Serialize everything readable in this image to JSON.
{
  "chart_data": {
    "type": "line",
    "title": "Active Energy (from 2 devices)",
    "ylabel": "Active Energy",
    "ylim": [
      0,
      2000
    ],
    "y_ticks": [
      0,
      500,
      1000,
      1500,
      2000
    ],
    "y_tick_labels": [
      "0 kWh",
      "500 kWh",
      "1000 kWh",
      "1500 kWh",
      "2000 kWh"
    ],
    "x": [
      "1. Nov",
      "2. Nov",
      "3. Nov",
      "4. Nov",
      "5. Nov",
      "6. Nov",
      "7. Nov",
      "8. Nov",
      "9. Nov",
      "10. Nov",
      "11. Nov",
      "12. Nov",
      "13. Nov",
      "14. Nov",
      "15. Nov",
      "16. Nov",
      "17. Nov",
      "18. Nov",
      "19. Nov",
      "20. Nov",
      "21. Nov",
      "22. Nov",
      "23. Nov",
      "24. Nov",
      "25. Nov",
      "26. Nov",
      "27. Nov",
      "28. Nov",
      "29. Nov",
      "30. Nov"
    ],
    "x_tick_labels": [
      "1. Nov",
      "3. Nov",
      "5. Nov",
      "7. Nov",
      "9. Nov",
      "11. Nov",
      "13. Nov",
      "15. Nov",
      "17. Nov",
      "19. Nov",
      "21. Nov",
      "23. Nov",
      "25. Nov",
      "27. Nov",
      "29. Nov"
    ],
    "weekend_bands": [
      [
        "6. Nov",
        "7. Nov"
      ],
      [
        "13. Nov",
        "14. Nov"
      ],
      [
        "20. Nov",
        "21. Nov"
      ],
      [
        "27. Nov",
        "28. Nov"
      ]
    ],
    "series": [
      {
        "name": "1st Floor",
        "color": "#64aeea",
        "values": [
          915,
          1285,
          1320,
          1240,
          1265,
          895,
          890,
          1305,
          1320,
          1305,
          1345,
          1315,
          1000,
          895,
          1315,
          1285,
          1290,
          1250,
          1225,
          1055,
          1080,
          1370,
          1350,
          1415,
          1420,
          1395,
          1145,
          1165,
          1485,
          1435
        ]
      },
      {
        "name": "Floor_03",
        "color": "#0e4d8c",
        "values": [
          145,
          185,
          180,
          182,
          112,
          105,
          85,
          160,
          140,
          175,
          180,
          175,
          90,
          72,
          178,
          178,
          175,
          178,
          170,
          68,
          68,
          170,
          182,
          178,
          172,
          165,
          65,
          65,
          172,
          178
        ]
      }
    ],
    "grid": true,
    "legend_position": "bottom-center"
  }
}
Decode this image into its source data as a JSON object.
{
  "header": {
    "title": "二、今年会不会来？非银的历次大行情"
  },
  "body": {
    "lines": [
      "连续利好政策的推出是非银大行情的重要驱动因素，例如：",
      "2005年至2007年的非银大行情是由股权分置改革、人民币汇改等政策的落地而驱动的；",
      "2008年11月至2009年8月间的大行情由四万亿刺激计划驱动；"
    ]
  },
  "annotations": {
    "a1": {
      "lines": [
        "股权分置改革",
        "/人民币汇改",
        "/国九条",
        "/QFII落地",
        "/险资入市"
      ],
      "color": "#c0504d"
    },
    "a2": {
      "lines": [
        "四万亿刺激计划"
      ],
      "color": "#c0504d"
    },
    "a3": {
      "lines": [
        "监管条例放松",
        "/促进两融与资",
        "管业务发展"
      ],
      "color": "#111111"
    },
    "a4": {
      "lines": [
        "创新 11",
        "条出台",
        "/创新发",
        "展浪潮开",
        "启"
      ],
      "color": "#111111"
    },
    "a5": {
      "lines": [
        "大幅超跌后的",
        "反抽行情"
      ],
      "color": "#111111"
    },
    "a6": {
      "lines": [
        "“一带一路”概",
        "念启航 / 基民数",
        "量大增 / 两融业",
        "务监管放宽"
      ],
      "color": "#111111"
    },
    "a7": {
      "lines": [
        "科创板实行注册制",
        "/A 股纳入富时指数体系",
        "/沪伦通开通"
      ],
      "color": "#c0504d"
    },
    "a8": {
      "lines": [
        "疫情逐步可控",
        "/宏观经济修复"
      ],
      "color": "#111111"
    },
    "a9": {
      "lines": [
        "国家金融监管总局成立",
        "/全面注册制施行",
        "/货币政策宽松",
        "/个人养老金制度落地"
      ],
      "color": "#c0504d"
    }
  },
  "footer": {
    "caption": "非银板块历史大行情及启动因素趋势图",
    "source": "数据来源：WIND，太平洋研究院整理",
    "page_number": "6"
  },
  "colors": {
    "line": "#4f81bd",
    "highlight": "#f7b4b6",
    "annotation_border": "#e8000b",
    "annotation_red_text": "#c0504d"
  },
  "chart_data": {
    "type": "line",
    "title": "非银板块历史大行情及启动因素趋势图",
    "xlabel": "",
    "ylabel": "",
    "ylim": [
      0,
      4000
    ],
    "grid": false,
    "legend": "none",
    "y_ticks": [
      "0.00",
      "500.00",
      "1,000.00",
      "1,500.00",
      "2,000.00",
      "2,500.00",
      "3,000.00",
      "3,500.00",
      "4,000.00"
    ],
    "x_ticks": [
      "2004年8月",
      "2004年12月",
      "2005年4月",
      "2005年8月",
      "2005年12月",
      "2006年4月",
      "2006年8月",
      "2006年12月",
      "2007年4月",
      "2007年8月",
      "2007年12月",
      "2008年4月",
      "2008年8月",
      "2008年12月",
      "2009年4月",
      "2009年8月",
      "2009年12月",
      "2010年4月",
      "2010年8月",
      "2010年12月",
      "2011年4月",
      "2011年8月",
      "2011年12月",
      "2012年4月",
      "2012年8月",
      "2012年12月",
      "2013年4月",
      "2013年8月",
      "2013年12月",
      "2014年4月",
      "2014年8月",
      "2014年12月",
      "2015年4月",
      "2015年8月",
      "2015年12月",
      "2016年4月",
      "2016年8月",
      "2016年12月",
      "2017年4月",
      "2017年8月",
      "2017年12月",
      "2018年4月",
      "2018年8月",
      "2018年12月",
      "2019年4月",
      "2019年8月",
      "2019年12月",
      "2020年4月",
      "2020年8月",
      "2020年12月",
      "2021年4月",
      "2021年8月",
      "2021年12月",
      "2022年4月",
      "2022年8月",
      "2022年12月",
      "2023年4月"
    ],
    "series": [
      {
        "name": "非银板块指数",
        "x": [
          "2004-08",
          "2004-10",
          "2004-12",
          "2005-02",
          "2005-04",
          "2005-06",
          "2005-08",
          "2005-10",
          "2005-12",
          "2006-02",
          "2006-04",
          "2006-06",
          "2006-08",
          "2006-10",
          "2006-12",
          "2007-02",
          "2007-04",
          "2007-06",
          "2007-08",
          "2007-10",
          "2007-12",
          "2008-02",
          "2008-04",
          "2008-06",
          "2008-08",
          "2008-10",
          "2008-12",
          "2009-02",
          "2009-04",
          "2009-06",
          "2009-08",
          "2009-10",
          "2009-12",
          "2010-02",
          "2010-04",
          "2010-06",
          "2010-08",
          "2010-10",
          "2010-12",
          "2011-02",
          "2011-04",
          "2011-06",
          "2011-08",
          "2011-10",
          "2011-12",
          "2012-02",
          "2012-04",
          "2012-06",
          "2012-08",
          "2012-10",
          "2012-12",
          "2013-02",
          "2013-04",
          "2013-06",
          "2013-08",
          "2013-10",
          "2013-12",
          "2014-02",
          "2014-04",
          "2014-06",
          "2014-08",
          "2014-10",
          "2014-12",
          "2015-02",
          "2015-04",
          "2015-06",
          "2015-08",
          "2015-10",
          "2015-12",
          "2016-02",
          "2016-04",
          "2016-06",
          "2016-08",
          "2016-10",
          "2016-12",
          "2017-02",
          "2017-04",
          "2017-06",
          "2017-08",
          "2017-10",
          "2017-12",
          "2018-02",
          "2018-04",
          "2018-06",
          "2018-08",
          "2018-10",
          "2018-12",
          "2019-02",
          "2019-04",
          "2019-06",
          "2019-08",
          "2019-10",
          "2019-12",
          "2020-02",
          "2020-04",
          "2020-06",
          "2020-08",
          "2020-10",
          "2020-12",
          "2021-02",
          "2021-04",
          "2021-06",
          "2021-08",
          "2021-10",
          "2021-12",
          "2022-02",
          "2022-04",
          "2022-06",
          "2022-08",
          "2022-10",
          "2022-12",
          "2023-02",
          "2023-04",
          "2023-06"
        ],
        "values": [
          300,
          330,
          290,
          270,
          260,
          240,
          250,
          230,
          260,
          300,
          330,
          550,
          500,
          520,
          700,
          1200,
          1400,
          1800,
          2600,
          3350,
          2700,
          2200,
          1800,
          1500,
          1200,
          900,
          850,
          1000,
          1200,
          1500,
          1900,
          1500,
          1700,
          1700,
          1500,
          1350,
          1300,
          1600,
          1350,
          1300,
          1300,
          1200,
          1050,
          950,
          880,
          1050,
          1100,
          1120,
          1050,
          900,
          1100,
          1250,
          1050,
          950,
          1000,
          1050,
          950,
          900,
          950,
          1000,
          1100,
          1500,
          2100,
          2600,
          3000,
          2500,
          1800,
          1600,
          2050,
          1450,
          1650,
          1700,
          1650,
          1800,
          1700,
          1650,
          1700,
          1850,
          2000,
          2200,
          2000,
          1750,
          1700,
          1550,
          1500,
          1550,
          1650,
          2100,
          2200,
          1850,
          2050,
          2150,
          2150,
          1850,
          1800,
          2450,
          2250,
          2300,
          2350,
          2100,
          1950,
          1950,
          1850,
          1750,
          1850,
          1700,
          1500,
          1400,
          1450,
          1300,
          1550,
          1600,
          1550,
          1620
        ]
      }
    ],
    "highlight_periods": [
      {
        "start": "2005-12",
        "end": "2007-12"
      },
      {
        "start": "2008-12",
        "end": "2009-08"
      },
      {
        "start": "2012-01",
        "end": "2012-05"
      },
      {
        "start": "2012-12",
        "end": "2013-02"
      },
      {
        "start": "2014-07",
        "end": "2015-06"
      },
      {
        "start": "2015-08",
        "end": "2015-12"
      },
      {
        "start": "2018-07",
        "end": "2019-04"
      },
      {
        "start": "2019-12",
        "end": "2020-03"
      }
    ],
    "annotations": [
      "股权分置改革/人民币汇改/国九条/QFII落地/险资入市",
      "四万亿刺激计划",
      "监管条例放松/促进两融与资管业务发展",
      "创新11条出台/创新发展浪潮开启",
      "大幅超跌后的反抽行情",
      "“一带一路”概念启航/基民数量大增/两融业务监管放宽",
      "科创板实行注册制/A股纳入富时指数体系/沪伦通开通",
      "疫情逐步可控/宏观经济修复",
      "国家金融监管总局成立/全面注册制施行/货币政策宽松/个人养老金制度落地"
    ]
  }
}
★ ★ ★ ★ ★
What is being asked:
Which lines hold the word "全面注册制施行"? Return all of them from the records above.

Finished answer:
        "/全面注册制施行",
      "国家金融监管总局成立/全面注册制施行/货币政策宽松/个人养老金制度落地"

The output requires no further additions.